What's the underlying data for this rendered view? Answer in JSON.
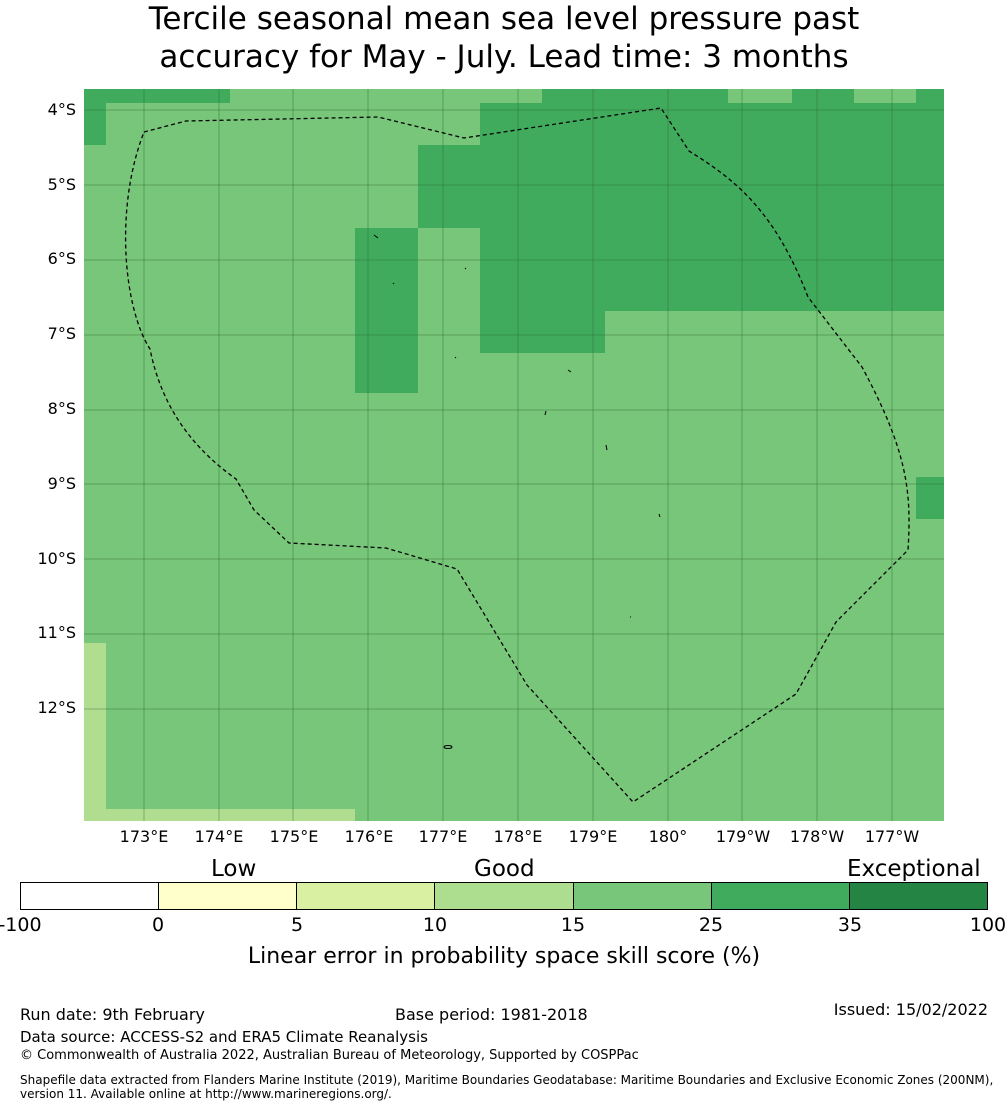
{
  "title": {
    "line1": "Tercile seasonal mean sea level pressure past",
    "line2": "accuracy for May - July. Lead time: 3 months"
  },
  "map": {
    "lat_labels": [
      "4°S",
      "5°S",
      "6°S",
      "7°S",
      "8°S",
      "9°S",
      "10°S",
      "11°S",
      "12°S"
    ],
    "lon_labels": [
      "173°E",
      "174°E",
      "175°E",
      "176°E",
      "177°E",
      "178°E",
      "179°E",
      "180°",
      "179°W",
      "178°W",
      "177°W"
    ],
    "colors": {
      "skill_10_15": "#b1dd91",
      "skill_15_25": "#78c679",
      "skill_25_35": "#41ab5d",
      "grid": "#2a6a35",
      "boundary": "#000000"
    }
  },
  "legend": {
    "categories": [
      "Low",
      "Good",
      "Exceptional"
    ],
    "ticks": [
      "-100",
      "0",
      "5",
      "10",
      "15",
      "25",
      "35",
      "100"
    ],
    "colors": [
      "#ffffff",
      "#ffffcc",
      "#d9f0a3",
      "#addd8e",
      "#78c679",
      "#41ab5d",
      "#238443"
    ],
    "label": "Linear error in probability space skill score (%)"
  },
  "footer": {
    "run_date": "Run date: 9th February",
    "base_period": "Base period: 1981-2018",
    "issued": "Issued: 15/02/2022",
    "data_source": "Data source: ACCESS-S2 and ERA5 Climate Reanalysis",
    "copyright": "© Commonwealth of Australia 2022, Australian Bureau of Meteorology, Supported by COSPPac",
    "shapefile_line1": "Shapefile data extracted from Flanders Marine Institute (2019), Maritime Boundaries Geodatabase: Maritime Boundaries and Exclusive Economic Zones (200NM),",
    "shapefile_line2": "version 11. Available online at http://www.marineregions.org/."
  }
}
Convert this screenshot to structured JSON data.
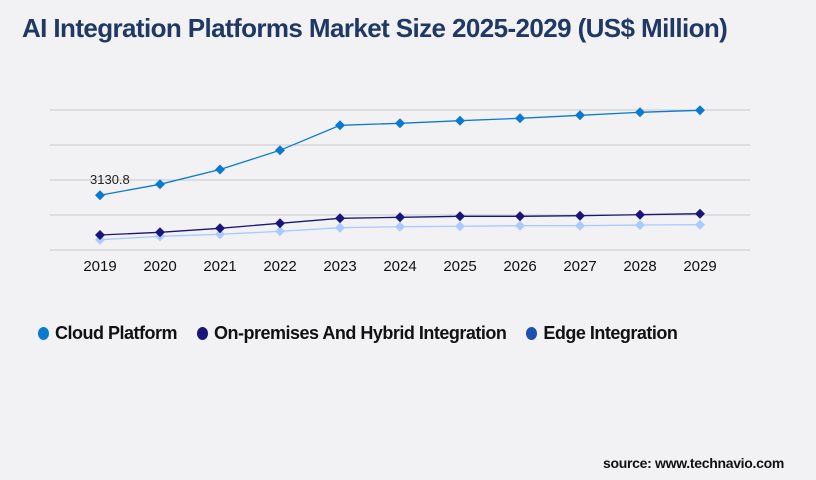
{
  "chart_data": {
    "type": "line",
    "title": "AI Integration Platforms Market Size 2025-2029 (US$ Million)",
    "xlabel": "",
    "ylabel": "",
    "categories": [
      "2019",
      "2020",
      "2021",
      "2022",
      "2023",
      "2024",
      "2025",
      "2026",
      "2027",
      "2028",
      "2029"
    ],
    "ylim": [
      0,
      8000
    ],
    "grid": true,
    "legend_position": "bottom-left",
    "series": [
      {
        "name": "Cloud Platform",
        "color": "#0a7ad1",
        "legend_color": "#0a7ad1",
        "values": [
          3130.8,
          3754,
          4600,
          5697,
          7126,
          7240,
          7389,
          7526,
          7697,
          7869,
          7983
        ]
      },
      {
        "name": "On-premises And Hybrid Integration",
        "color": "#1a1578",
        "legend_color": "#1a1578",
        "values": [
          857,
          1011,
          1240,
          1526,
          1811,
          1869,
          1926,
          1926,
          1960,
          2017,
          2074
        ]
      },
      {
        "name": "Edge Integration",
        "color": "#a9cbff",
        "legend_color": "#1e4fae",
        "values": [
          589,
          783,
          897,
          1069,
          1274,
          1331,
          1354,
          1389,
          1389,
          1429,
          1446
        ]
      }
    ],
    "annotations": [
      {
        "series": 0,
        "category": "2019",
        "text": "3130.8"
      }
    ]
  },
  "source": "source: www.technavio.com"
}
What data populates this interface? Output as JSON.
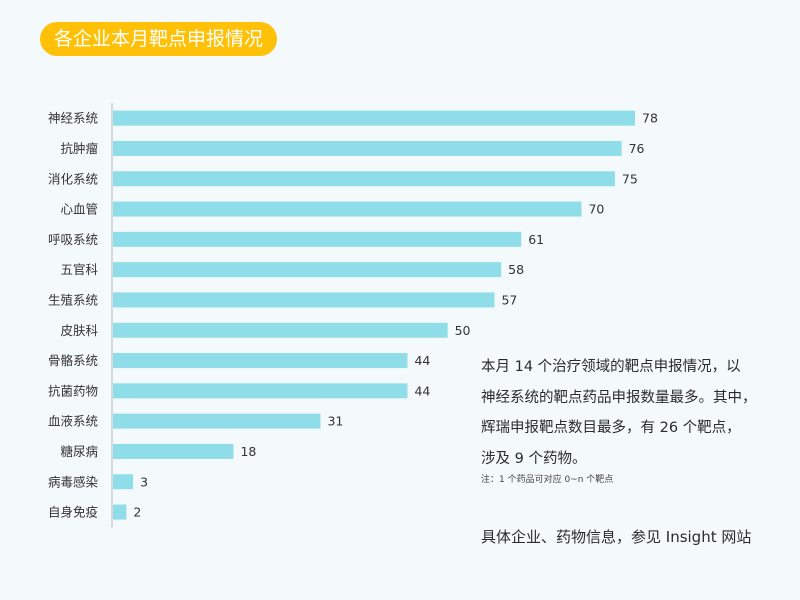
{
  "title": "各企业本月靶点申报情况",
  "chart_data": {
    "type": "bar",
    "orientation": "horizontal",
    "categories": [
      "神经系统",
      "抗肿瘤",
      "消化系统",
      "心血管",
      "呼吸系统",
      "五官科",
      "生殖系统",
      "皮肤科",
      "骨骼系统",
      "抗菌药物",
      "血液系统",
      "糖尿病",
      "病毒感染",
      "自身免疫"
    ],
    "values": [
      78,
      76,
      75,
      70,
      61,
      58,
      57,
      50,
      44,
      44,
      31,
      18,
      3,
      2
    ],
    "bar_color": "#8fdde8",
    "data_labels": true,
    "grid": false,
    "xlim": [
      0,
      80
    ]
  },
  "summary": {
    "lines": [
      "本月 14 个治疗领域的靶点申报情况，以",
      "神经系统的靶点药品申报数量最多。其中，",
      "辉瑞申报靶点数目最多，有 26 个靶点，",
      "涉及 9 个药物。"
    ],
    "footnote": "注：1 个药品可对应 0~n 个靶点",
    "more_info": "具体企业、药物信息，参见 Insight 网站"
  }
}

# [What you should do]
Return the listing above word for word, with the pictures removed.

# [Task answer]
What's the underlying data for this rendered view? Answer in JSON.
{
  "title": {
    "line1": "Tercile seasonal mean sea level pressure past",
    "line2": "accuracy for May - July. Lead time: 3 months"
  },
  "map": {
    "lat_labels": [
      "4°S",
      "5°S",
      "6°S",
      "7°S",
      "8°S",
      "9°S",
      "10°S",
      "11°S",
      "12°S"
    ],
    "lon_labels": [
      "173°E",
      "174°E",
      "175°E",
      "176°E",
      "177°E",
      "178°E",
      "179°E",
      "180°",
      "179°W",
      "178°W",
      "177°W"
    ],
    "colors": {
      "skill_10_15": "#b1dd91",
      "skill_15_25": "#78c679",
      "skill_25_35": "#41ab5d",
      "grid": "#2a6a35",
      "boundary": "#000000"
    }
  },
  "legend": {
    "categories": [
      "Low",
      "Good",
      "Exceptional"
    ],
    "ticks": [
      "-100",
      "0",
      "5",
      "10",
      "15",
      "25",
      "35",
      "100"
    ],
    "colors": [
      "#ffffff",
      "#ffffcc",
      "#d9f0a3",
      "#addd8e",
      "#78c679",
      "#41ab5d",
      "#238443"
    ],
    "label": "Linear error in probability space skill score (%)"
  },
  "footer": {
    "run_date": "Run date: 9th February",
    "base_period": "Base period: 1981-2018",
    "issued": "Issued: 15/02/2022",
    "data_source": "Data source: ACCESS-S2 and ERA5 Climate Reanalysis",
    "copyright": "© Commonwealth of Australia 2022, Australian Bureau of Meteorology, Supported by COSPPac",
    "shapefile_line1": "Shapefile data extracted from Flanders Marine Institute (2019), Maritime Boundaries Geodatabase: Maritime Boundaries and Exclusive Economic Zones (200NM),",
    "shapefile_line2": "version 11. Available online at http://www.marineregions.org/."
  }
}
Convert this screenshot to structured JSON data.
{
  "chart_data": {
    "type": "line",
    "title": "AI Integration Platforms Market Size 2025-2029 (US$ Million)",
    "xlabel": "",
    "ylabel": "",
    "categories": [
      "2019",
      "2020",
      "2021",
      "2022",
      "2023",
      "2024",
      "2025",
      "2026",
      "2027",
      "2028",
      "2029"
    ],
    "ylim": [
      0,
      8000
    ],
    "grid": true,
    "legend_position": "bottom-left",
    "series": [
      {
        "name": "Cloud Platform",
        "color": "#0a7ad1",
        "legend_color": "#0a7ad1",
        "values": [
          3130.8,
          3754,
          4600,
          5697,
          7126,
          7240,
          7389,
          7526,
          7697,
          7869,
          7983
        ]
      },
      {
        "name": "On-premises And Hybrid Integration",
        "color": "#1a1578",
        "legend_color": "#1a1578",
        "values": [
          857,
          1011,
          1240,
          1526,
          1811,
          1869,
          1926,
          1926,
          1960,
          2017,
          2074
        ]
      },
      {
        "name": "Edge Integration",
        "color": "#a9cbff",
        "legend_color": "#1e4fae",
        "values": [
          589,
          783,
          897,
          1069,
          1274,
          1331,
          1354,
          1389,
          1389,
          1429,
          1446
        ]
      }
    ],
    "annotations": [
      {
        "series": 0,
        "category": "2019",
        "text": "3130.8"
      }
    ]
  },
  "source": "source: www.technavio.com"
}
What data populates this interface? Output as JSON.
{
  "title": "各企业本月靶点申报情况",
  "chart_data": {
    "type": "bar",
    "orientation": "horizontal",
    "categories": [
      "神经系统",
      "抗肿瘤",
      "消化系统",
      "心血管",
      "呼吸系统",
      "五官科",
      "生殖系统",
      "皮肤科",
      "骨骼系统",
      "抗菌药物",
      "血液系统",
      "糖尿病",
      "病毒感染",
      "自身免疫"
    ],
    "values": [
      78,
      76,
      75,
      70,
      61,
      58,
      57,
      50,
      44,
      44,
      31,
      18,
      3,
      2
    ],
    "bar_color": "#8fdde8",
    "data_labels": true,
    "grid": false,
    "xlim": [
      0,
      80
    ]
  },
  "summary": {
    "lines": [
      "本月 14 个治疗领域的靶点申报情况，以",
      "神经系统的靶点药品申报数量最多。其中，",
      "辉瑞申报靶点数目最多，有 26 个靶点，",
      "涉及 9 个药物。"
    ],
    "footnote": "注：1 个药品可对应 0~n 个靶点",
    "more_info": "具体企业、药物信息，参见 Insight 网站"
  }
}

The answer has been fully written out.